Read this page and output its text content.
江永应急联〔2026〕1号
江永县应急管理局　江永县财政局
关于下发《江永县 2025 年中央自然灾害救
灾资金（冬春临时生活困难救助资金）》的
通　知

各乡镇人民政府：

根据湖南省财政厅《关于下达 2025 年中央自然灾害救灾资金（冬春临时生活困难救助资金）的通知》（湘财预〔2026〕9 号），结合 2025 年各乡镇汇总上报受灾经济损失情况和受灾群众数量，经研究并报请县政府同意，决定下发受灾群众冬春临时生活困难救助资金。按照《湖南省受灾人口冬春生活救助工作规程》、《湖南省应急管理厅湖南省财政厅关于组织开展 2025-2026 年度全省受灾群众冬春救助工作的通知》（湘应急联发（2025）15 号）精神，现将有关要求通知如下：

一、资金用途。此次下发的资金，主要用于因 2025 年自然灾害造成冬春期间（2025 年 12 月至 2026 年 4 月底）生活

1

**What you should do**
Please reproduce the entire listing, exactly as shown.

**Exercise answer**
Read this page and output its text content.
江永应急联〔2026〕1号
江永县应急管理局　江永县财政局
关于下发《江永县 2025 年中央自然灾害救
灾资金（冬春临时生活困难救助资金）》的
通　知

各乡镇人民政府：

根据湖南省财政厅《关于下达 2025 年中央自然灾害救灾资金（冬春临时生活困难救助资金）的通知》（湘财预〔2026〕9 号），结合 2025 年各乡镇汇总上报受灾经济损失情况和受灾群众数量，经研究并报请县政府同意，决定下发受灾群众冬春临时生活困难救助资金。按照《湖南省受灾人口冬春生活救助工作规程》、《湖南省应急管理厅湖南省财政厅关于组织开展 2025-2026 年度全省受灾群众冬春救助工作的通知》（湘应急联发（2025）15 号）精神，现将有关要求通知如下：

一、资金用途。此次下发的资金，主要用于因 2025 年自然灾害造成冬春期间（2025 年 12 月至 2026 年 4 月底）生活

1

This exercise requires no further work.